(Extracted records)

* BEGIN *

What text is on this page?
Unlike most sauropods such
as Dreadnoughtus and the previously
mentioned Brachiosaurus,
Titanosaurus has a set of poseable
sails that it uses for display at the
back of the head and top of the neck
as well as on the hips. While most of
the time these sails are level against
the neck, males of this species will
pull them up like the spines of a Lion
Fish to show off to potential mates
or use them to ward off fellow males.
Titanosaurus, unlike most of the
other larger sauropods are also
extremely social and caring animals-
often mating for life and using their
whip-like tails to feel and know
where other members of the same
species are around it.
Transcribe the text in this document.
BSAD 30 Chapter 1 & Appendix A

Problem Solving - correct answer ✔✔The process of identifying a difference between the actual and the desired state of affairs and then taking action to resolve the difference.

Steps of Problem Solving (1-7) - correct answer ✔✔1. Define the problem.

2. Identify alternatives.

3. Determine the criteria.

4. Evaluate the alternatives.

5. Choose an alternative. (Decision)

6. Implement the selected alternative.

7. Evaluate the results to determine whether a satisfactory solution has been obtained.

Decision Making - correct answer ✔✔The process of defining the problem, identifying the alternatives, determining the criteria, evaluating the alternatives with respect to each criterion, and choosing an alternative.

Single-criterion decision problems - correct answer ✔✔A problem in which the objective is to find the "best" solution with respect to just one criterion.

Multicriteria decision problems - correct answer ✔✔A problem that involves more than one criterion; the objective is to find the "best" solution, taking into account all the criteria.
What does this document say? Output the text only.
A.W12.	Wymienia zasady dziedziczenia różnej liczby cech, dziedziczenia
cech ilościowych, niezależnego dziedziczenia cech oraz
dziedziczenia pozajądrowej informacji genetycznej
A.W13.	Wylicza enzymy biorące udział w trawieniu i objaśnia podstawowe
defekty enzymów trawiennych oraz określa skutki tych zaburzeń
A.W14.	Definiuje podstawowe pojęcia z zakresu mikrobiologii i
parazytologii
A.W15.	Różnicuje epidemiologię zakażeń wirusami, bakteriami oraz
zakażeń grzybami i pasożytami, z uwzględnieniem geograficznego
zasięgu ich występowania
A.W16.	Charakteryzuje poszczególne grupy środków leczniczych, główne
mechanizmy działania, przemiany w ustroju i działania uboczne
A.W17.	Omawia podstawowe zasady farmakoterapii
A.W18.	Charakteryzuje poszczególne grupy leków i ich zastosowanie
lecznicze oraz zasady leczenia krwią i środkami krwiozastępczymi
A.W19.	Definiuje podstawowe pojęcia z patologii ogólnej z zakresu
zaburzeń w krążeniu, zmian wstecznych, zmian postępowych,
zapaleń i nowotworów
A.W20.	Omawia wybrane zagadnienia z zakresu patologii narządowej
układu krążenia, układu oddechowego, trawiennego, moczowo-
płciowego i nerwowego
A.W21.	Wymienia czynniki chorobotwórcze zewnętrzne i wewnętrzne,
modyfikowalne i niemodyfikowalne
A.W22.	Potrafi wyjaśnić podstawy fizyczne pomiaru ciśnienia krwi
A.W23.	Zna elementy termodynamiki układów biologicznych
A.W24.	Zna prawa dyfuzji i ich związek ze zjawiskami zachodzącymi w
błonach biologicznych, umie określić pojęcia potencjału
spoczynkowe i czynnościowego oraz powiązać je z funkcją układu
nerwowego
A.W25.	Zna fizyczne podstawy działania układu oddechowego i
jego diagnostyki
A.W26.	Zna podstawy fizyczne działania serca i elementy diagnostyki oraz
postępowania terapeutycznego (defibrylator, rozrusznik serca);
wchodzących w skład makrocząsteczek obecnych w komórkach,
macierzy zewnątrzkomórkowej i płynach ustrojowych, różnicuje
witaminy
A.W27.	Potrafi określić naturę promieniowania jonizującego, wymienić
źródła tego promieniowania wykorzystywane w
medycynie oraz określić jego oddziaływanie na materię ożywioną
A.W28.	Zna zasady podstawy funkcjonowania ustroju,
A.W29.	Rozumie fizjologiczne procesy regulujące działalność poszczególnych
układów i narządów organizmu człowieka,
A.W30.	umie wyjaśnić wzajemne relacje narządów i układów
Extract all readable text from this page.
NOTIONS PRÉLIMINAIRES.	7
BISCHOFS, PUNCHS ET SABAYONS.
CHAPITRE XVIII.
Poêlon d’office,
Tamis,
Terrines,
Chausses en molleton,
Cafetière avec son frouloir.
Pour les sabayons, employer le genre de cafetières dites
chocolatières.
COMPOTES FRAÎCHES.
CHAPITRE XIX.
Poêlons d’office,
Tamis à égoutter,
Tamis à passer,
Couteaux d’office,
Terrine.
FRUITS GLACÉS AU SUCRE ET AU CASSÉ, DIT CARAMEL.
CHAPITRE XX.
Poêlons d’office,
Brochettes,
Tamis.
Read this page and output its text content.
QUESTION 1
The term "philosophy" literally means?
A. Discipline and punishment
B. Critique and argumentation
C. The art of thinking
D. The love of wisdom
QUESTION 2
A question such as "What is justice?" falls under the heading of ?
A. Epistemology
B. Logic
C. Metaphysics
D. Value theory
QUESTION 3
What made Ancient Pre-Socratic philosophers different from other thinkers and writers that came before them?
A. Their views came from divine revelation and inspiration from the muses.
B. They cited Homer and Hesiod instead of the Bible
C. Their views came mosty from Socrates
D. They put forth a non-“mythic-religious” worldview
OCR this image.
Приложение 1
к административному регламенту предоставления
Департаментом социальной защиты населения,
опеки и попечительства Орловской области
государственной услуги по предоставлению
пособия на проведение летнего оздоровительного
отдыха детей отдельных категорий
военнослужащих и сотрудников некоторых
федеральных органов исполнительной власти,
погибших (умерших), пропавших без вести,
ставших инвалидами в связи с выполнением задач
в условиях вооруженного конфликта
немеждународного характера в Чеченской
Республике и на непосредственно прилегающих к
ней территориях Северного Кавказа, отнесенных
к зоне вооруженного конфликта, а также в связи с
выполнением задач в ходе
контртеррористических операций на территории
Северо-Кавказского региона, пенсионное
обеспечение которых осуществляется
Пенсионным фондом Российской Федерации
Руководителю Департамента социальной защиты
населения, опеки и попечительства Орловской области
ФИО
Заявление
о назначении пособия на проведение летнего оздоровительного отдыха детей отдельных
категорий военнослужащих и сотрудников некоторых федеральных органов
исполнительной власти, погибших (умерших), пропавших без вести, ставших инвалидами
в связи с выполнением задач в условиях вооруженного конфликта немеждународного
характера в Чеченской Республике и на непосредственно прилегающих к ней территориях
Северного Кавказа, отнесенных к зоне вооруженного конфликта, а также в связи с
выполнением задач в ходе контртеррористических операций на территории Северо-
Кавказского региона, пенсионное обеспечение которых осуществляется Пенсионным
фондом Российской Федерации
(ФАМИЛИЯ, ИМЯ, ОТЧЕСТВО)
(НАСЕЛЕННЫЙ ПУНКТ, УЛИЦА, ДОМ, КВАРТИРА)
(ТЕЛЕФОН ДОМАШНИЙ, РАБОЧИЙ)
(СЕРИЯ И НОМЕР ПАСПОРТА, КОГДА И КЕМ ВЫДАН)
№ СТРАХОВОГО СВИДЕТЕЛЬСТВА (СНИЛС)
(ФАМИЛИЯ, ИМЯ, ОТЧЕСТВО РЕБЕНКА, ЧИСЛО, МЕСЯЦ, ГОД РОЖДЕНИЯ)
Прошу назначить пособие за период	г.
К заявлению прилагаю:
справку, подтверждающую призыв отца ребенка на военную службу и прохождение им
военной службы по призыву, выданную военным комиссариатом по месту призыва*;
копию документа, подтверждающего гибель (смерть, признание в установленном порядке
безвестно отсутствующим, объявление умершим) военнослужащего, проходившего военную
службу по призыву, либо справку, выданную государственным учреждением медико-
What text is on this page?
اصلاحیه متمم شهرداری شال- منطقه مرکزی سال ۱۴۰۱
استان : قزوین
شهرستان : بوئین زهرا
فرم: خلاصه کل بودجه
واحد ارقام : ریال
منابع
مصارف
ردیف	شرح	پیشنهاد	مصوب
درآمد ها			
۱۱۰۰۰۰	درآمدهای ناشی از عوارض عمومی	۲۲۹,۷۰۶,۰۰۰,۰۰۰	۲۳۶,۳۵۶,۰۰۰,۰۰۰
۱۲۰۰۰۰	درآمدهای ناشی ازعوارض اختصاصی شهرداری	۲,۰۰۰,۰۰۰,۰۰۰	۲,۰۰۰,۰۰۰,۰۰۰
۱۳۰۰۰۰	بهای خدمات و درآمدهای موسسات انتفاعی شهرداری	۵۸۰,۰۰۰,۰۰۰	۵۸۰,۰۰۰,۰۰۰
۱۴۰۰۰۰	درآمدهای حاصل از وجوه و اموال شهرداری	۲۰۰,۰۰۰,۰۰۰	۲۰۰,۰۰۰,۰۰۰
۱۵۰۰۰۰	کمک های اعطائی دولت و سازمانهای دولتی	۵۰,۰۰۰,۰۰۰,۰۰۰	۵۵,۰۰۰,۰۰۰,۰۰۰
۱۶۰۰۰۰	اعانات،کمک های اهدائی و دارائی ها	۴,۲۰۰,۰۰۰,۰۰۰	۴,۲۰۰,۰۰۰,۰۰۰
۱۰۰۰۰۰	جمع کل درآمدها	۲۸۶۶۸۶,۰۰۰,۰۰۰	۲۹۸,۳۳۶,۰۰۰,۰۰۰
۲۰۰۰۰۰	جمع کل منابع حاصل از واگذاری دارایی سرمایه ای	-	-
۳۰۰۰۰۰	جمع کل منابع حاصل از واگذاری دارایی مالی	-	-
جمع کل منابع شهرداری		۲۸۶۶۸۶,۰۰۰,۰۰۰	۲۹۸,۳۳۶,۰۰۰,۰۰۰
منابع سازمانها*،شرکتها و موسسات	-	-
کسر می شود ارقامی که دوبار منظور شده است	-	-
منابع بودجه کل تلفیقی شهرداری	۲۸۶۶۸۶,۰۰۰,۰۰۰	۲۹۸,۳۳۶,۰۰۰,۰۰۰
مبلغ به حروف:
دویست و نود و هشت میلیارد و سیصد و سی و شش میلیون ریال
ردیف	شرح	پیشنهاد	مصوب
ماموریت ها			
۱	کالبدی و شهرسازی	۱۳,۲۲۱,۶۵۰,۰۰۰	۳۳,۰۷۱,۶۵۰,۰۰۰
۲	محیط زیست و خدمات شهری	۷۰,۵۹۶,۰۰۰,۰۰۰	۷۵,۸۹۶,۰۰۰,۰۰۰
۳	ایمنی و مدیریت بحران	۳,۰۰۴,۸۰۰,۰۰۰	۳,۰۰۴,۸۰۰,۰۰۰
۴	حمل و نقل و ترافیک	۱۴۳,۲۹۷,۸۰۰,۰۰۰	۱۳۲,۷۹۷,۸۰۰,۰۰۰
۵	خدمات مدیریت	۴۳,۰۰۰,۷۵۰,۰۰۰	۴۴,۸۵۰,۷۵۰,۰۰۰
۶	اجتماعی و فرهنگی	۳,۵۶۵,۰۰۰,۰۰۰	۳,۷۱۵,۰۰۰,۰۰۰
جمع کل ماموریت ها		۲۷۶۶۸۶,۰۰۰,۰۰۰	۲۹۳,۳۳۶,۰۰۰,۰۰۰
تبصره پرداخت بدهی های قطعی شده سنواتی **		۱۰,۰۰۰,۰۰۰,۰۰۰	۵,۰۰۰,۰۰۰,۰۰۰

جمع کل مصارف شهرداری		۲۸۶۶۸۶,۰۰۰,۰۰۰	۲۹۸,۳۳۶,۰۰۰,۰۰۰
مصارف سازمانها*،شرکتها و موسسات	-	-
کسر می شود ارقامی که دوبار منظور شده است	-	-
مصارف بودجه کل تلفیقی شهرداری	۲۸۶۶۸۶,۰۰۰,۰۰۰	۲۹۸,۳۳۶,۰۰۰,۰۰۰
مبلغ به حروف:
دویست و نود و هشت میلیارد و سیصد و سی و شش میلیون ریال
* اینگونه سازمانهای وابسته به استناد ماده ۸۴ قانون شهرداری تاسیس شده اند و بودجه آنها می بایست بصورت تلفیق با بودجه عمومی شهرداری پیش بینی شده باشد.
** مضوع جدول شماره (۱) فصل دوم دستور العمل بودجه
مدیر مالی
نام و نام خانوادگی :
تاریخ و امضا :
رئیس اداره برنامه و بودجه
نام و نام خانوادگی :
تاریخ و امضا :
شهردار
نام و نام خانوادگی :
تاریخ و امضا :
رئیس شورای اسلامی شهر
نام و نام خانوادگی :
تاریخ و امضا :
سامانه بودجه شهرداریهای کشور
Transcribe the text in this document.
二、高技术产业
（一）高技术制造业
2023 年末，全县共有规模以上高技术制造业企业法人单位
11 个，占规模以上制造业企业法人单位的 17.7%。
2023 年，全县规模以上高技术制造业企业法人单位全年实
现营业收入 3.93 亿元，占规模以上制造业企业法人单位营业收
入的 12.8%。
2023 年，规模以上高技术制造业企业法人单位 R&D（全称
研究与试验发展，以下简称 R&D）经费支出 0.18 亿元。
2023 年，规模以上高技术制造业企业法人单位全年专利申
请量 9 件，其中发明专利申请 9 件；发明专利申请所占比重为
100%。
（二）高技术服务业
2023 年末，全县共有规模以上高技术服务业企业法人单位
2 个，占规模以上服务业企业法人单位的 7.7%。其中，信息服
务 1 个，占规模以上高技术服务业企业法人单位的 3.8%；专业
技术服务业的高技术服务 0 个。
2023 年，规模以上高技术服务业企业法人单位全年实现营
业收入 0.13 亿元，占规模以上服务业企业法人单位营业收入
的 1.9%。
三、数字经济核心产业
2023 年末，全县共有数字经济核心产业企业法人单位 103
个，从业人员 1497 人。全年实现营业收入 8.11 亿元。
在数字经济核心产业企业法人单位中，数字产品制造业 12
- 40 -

* END *

* _GIVEN REQUEST_
Go through the records and show every line with the string "Кавказского" in it.

* _RESULT OF THE EXERCISE_
Северо-Кавказского региона, пенсионное
Кавказского региона, пенсионное обеспечение которых осуществляется Пенсионным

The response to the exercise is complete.